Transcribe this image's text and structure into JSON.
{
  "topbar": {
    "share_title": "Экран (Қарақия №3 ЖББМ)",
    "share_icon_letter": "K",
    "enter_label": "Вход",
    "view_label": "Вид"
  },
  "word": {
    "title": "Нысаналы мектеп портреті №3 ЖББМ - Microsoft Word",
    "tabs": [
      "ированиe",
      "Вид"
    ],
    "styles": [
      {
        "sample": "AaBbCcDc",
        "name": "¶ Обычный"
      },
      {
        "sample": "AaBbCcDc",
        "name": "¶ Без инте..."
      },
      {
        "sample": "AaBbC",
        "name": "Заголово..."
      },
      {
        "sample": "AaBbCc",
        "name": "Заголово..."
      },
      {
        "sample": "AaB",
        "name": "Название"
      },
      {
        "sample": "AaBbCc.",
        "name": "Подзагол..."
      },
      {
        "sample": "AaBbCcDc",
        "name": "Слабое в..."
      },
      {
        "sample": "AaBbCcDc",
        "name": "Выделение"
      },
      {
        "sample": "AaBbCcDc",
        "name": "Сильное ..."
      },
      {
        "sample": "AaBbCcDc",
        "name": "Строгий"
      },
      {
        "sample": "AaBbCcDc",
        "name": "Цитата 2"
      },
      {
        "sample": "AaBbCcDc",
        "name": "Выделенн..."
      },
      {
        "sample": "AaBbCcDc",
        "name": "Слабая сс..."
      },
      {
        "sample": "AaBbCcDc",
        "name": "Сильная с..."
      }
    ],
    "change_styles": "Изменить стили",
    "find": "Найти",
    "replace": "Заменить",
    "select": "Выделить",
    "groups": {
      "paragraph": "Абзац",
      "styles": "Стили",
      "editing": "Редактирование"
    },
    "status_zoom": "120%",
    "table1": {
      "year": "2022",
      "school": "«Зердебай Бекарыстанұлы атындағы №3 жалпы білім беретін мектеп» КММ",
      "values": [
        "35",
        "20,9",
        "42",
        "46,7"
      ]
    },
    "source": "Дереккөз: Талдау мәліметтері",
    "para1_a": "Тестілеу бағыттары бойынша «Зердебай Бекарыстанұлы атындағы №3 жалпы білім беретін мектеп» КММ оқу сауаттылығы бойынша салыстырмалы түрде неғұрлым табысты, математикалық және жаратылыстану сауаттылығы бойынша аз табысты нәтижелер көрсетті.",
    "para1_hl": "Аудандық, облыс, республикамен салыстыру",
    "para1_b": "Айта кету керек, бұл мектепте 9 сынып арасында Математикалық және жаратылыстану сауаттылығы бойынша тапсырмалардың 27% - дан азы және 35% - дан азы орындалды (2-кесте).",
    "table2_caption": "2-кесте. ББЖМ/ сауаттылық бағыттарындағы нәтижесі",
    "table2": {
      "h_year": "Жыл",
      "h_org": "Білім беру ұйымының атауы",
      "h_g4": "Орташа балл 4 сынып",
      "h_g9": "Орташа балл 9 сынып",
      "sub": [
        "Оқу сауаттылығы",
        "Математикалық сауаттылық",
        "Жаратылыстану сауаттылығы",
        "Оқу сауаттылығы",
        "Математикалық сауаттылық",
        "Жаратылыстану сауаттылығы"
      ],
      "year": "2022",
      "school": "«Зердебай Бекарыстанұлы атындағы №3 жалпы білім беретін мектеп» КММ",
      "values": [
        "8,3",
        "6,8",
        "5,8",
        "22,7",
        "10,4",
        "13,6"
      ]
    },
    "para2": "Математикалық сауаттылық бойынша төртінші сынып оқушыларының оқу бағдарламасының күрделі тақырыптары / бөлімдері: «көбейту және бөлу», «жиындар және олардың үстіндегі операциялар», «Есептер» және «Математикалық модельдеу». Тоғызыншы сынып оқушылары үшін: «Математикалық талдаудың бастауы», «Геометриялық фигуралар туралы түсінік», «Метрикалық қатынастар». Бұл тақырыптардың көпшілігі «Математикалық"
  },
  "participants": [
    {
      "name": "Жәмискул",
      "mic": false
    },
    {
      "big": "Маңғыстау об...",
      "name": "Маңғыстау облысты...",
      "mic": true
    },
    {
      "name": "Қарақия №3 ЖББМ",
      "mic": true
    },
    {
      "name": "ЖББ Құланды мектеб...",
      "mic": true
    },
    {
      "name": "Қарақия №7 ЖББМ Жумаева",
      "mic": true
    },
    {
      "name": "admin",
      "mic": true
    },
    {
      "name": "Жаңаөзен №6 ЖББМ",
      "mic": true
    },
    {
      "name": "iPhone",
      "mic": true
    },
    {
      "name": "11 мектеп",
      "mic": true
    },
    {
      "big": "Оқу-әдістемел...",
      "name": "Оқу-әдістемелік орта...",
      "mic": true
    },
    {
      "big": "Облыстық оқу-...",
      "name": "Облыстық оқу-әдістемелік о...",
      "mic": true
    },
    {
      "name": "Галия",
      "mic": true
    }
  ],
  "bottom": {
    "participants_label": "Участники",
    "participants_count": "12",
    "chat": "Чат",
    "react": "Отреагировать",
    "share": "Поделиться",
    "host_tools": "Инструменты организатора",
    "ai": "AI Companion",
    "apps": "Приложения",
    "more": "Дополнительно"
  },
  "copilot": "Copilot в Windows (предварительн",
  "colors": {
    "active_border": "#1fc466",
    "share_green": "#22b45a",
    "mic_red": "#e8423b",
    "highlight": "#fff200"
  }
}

-----

**Task description:**
Look through the data above. Find each line with the string "Орташа" and copy it.

**Solution to this exercise:**
      "h_g4": "Орташа балл 4 сынып",
      "h_g9": "Орташа балл 9 сынып",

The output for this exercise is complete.